* Requirement
Pictures stay out; everything else in the records below is copied exactly.

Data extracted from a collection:

-- START --

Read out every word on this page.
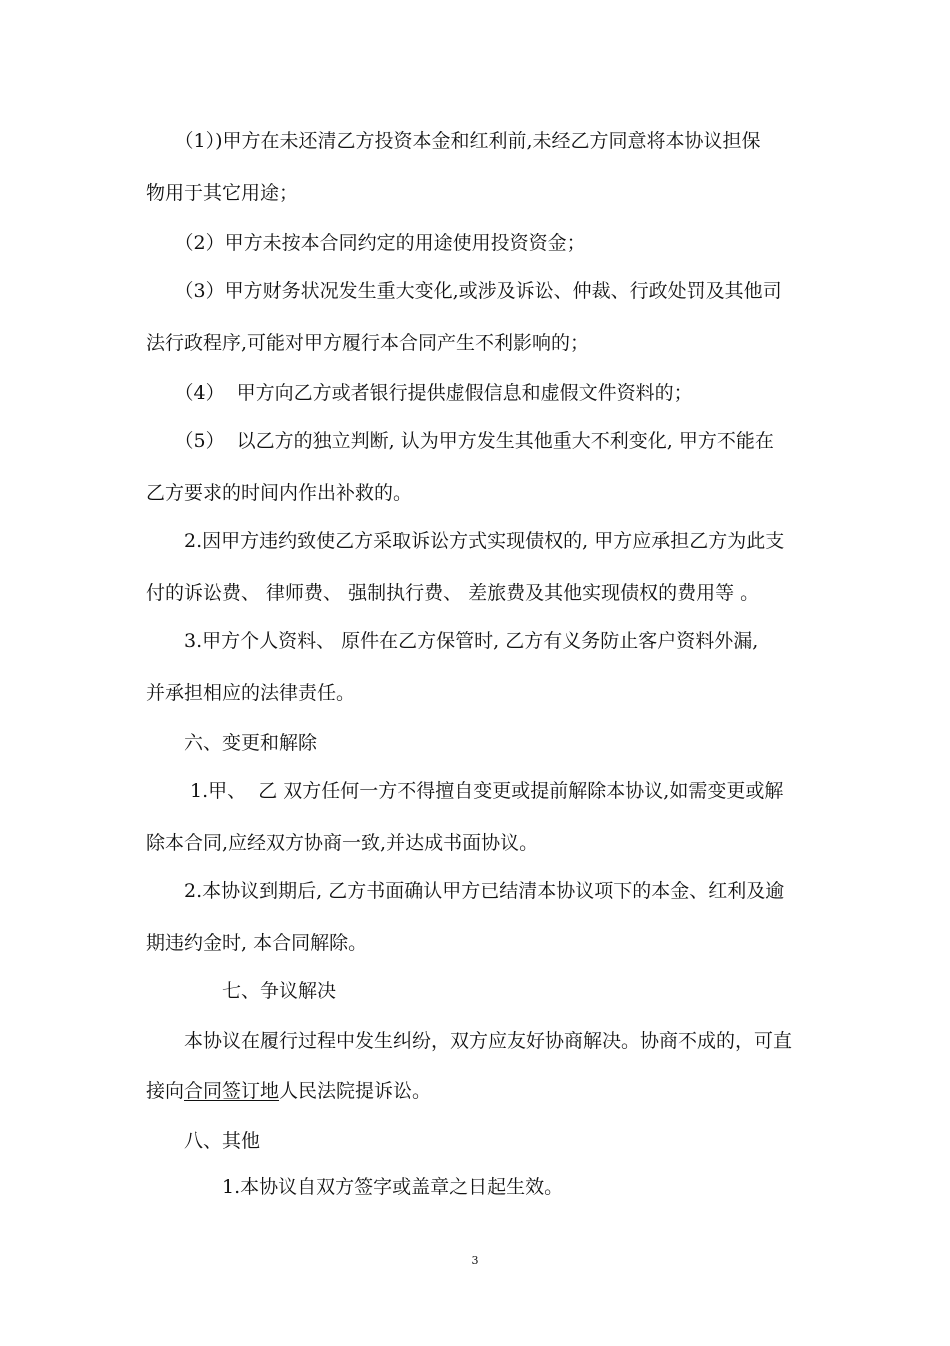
　　（1）)甲方在未还清乙方投资本金和红利前,未经乙方同意将本协议担保
物用于其它用途；
　　（2）甲方未按本合同约定的用途使用投资资金；
　　（3）甲方财务状况发生重大变化,或涉及诉讼、仲裁、行政处罚及其他司
法行政程序,可能对甲方履行本合同产生不利影响的；
　　（4）  甲方向乙方或者银行提供虚假信息和虚假文件资料的；
　　（5）  以乙方的独立判断, 认为甲方发生其他重大不利变化, 甲方不能在
乙方要求的时间内作出补救的。
　　2.因甲方违约致使乙方采取诉讼方式实现债权的, 甲方应承担乙方为此支
付的诉讼费、 律师费、 强制执行费、 差旅费及其他实现债权的费用等 。
　　3.甲方个人资料、 原件在乙方保管时, 乙方有义务防止客户资料外漏,
并承担相应的法律责任。
　　六、变更和解除
　　 1.甲、  乙 双方任何一方不得擅自变更或提前解除本协议,如需变更或解
除本合同,应经双方协商一致,并达成书面协议。
　　2.本协议到期后, 乙方书面确认甲方已结清本协议项下的本金、红利及逾
期违约金时, 本合同解除。
　　　　七、争议解决
　　本协议在履行过程中发生纠纷，双方应友好协商解决。协商不成的，可直
接向合同签订地人民法院提诉讼。
　　八、其他
　　　　1.本协议自双方签字或盖章之日起生效。
3
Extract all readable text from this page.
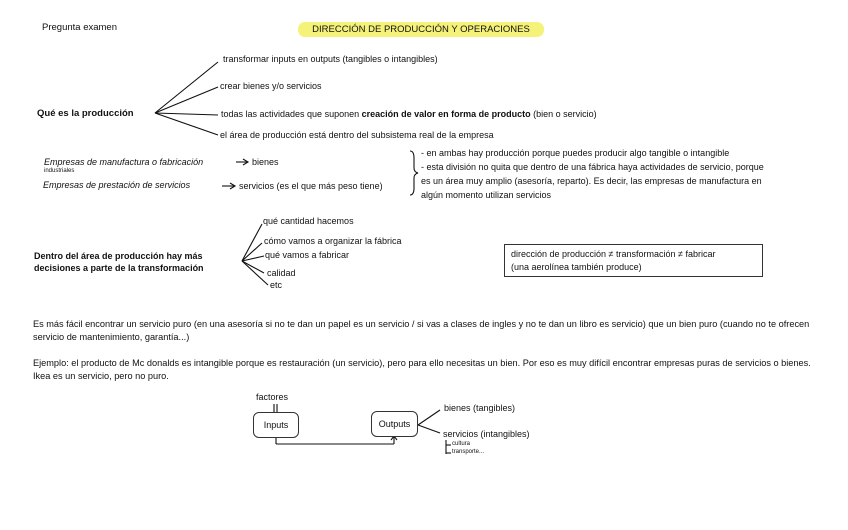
Pregunta examen	DIRECCIÓN DE PRODUCCIÓN Y OPERACIONES
Qué es la producción
transformar inputs en outputs (tangibles o intangibles)
crear bienes y/o servicios
todas las actividades que suponen creación de valor en forma de producto (bien o servicio)
el área de producción está dentro del subsistema real de la empresa
Empresas de manufactura o fabricación
industriales
bienes
Empresas de prestación de servicios	servicios (es el que más peso tiene)
- en ambas hay producción porque puedes producir algo tangible o intangible
- esta división no quita que dentro de una fábrica haya actividades de servicio, porque
es un área muy amplio (asesoría, reparto). Es decir, las empresas de manufactura en
algún momento utilizan servicios
Dentro del área de producción hay más
decisiones a parte de la transformación
qué cantidad hacemos
cómo vamos a organizar la fábrica
qué vamos a fabricar
calidad
etc
dirección de producción ≠ transformación ≠ fabricar
(una aerolínea también produce)
Es más fácil encontrar un servicio puro (en una asesoría si no te dan un papel es un servicio / si vas a clases de ingles y no te dan un libro es servicio) que un bien puro (cuando no te ofrecen servicio de mantenimiento, garantía...)
Ejemplo: el producto de Mc donalds es intangible porque es restauración (un servicio), pero para ello necesitas un bien. Por eso es muy difícil encontrar empresas puras de servicios o bienes. Ikea es un servicio, pero no puro.
factores
Inputs	Outputs
bienes (tangibles)
servicios (intangibles)
cultura
transporte...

-- END --

* Answer below
Read out every word on this page.
　　（1）)甲方在未还清乙方投资本金和红利前,未经乙方同意将本协议担保
物用于其它用途；
　　（2）甲方未按本合同约定的用途使用投资资金；
　　（3）甲方财务状况发生重大变化,或涉及诉讼、仲裁、行政处罚及其他司
法行政程序,可能对甲方履行本合同产生不利影响的；
　　（4）  甲方向乙方或者银行提供虚假信息和虚假文件资料的；
　　（5）  以乙方的独立判断, 认为甲方发生其他重大不利变化, 甲方不能在
乙方要求的时间内作出补救的。
　　2.因甲方违约致使乙方采取诉讼方式实现债权的, 甲方应承担乙方为此支
付的诉讼费、 律师费、 强制执行费、 差旅费及其他实现债权的费用等 。
　　3.甲方个人资料、 原件在乙方保管时, 乙方有义务防止客户资料外漏,
并承担相应的法律责任。
　　六、变更和解除
　　 1.甲、  乙 双方任何一方不得擅自变更或提前解除本协议,如需变更或解
除本合同,应经双方协商一致,并达成书面协议。
　　2.本协议到期后, 乙方书面确认甲方已结清本协议项下的本金、红利及逾
期违约金时, 本合同解除。
　　　　七、争议解决
　　本协议在履行过程中发生纠纷，双方应友好协商解决。协商不成的，可直
接向合同签订地人民法院提诉讼。
　　八、其他
　　　　1.本协议自双方签字或盖章之日起生效。
3
Extract all readable text from this page.
Pregunta examen	DIRECCIÓN DE PRODUCCIÓN Y OPERACIONES
Qué es la producción
transformar inputs en outputs (tangibles o intangibles)
crear bienes y/o servicios
todas las actividades que suponen creación de valor en forma de producto (bien o servicio)
el área de producción está dentro del subsistema real de la empresa
Empresas de manufactura o fabricación
industriales
bienes
Empresas de prestación de servicios	servicios (es el que más peso tiene)
- en ambas hay producción porque puedes producir algo tangible o intangible
- esta división no quita que dentro de una fábrica haya actividades de servicio, porque
es un área muy amplio (asesoría, reparto). Es decir, las empresas de manufactura en
algún momento utilizan servicios
Dentro del área de producción hay más
decisiones a parte de la transformación
qué cantidad hacemos
cómo vamos a organizar la fábrica
qué vamos a fabricar
calidad
etc
dirección de producción ≠ transformación ≠ fabricar
(una aerolínea también produce)
Es más fácil encontrar un servicio puro (en una asesoría si no te dan un papel es un servicio / si vas a clases de ingles y no te dan un libro es servicio) que un bien puro (cuando no te ofrecen servicio de mantenimiento, garantía...)
Ejemplo: el producto de Mc donalds es intangible porque es restauración (un servicio), pero para ello necesitas un bien. Por eso es muy difícil encontrar empresas puras de servicios o bienes. Ikea es un servicio, pero no puro.
factores
Inputs	Outputs
bienes (tangibles)
servicios (intangibles)
cultura
transporte...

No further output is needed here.